▸ **Task statement**
Skip the images and return the records below exactly.

-- start Record excerpts --

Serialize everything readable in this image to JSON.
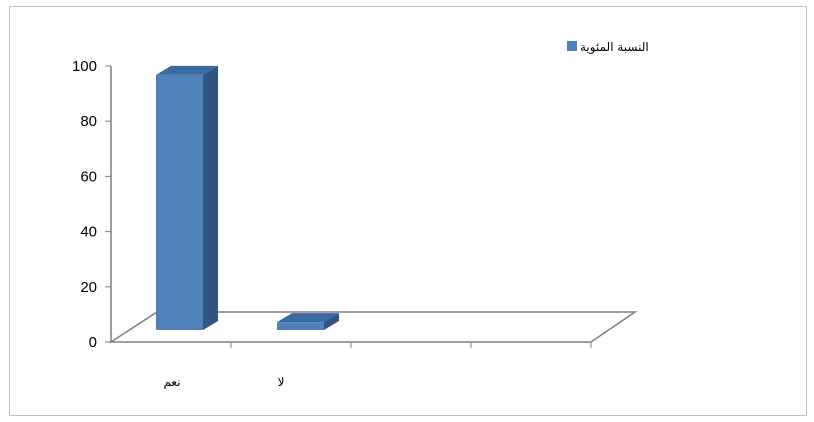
{
  "chart_data": {
    "type": "bar",
    "categories": [
      "نعم",
      "لا"
    ],
    "series": [
      {
        "name": "النسبة المئوية",
        "values": [
          97,
          3
        ]
      }
    ],
    "yticks": [
      0,
      20,
      40,
      60,
      80,
      100
    ],
    "ylim": [
      0,
      100
    ],
    "grid": false,
    "legend": "top-right",
    "colors": {
      "bar_front": "#4f81bd",
      "bar_side": "#2f5583",
      "bar_top": "#3b6aa3",
      "axis": "#7f7f7f"
    }
  }
}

-- end Record excerpts --

▸ **In response**
Serialize everything readable in this image to JSON.
{
  "chart_data": {
    "type": "bar",
    "categories": [
      "نعم",
      "لا"
    ],
    "series": [
      {
        "name": "النسبة المئوية",
        "values": [
          97,
          3
        ]
      }
    ],
    "yticks": [
      0,
      20,
      40,
      60,
      80,
      100
    ],
    "ylim": [
      0,
      100
    ],
    "grid": false,
    "legend": "top-right",
    "colors": {
      "bar_front": "#4f81bd",
      "bar_side": "#2f5583",
      "bar_top": "#3b6aa3",
      "axis": "#7f7f7f"
    }
  }
}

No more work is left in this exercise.